Saved data entries
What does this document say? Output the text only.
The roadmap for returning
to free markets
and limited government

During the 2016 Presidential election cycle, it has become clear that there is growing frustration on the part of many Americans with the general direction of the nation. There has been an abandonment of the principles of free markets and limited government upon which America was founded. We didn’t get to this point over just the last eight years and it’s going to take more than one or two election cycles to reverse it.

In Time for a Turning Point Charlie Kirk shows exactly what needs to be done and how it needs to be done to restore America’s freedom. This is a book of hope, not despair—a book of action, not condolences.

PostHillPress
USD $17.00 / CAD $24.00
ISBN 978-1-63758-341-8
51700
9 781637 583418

● REQUEST
Lines containing the string "America" should be counted; reply with their number and nothing more.

● WORKED ANSWER
2